Raw data:
•••••

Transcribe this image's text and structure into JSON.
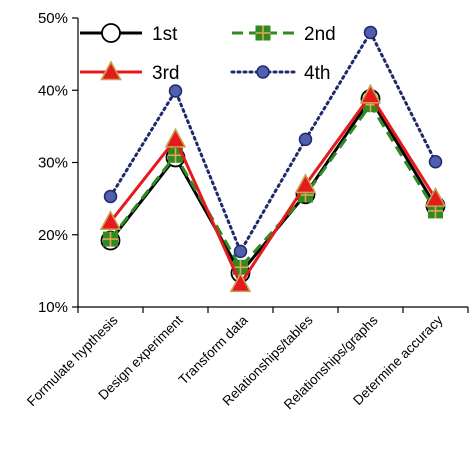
{
  "chart_data": {
    "type": "line",
    "categories": [
      "Formulate hypthesis",
      "Design experiment",
      "Transform data",
      "Relationships/tables",
      "Relationships/graphs",
      "Determine accuracy"
    ],
    "series": [
      {
        "name": "1st",
        "values": [
          19.2,
          30.7,
          14.7,
          25.6,
          38.8,
          24.0
        ],
        "color": "#000000",
        "line": "solid",
        "marker": "open-circle"
      },
      {
        "name": "2nd",
        "values": [
          19.4,
          31.0,
          15.5,
          25.5,
          38.0,
          23.3
        ],
        "color": "#2e8b1e",
        "line": "dashed",
        "marker": "square-plus"
      },
      {
        "name": "3rd",
        "values": [
          21.8,
          33.2,
          13.2,
          26.9,
          39.3,
          25.0
        ],
        "color": "#e41a1c",
        "line": "solid",
        "marker": "triangle"
      },
      {
        "name": "4th",
        "values": [
          25.3,
          39.9,
          17.7,
          33.2,
          48.0,
          30.1
        ],
        "color": "#1f2a6b",
        "line": "dotted",
        "marker": "filled-circle"
      }
    ],
    "ylim": [
      10,
      50
    ],
    "yticks": [
      "10%",
      "20%",
      "30%",
      "40%",
      "50%"
    ],
    "legend": "top-left"
  }
}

•••••

What the exercise asks: Each line in the listing above that contains "color" should be copied.

Written response:
        "color": "#000000",
        "color": "#2e8b1e",
        "color": "#e41a1c",
        "color": "#1f2a6b",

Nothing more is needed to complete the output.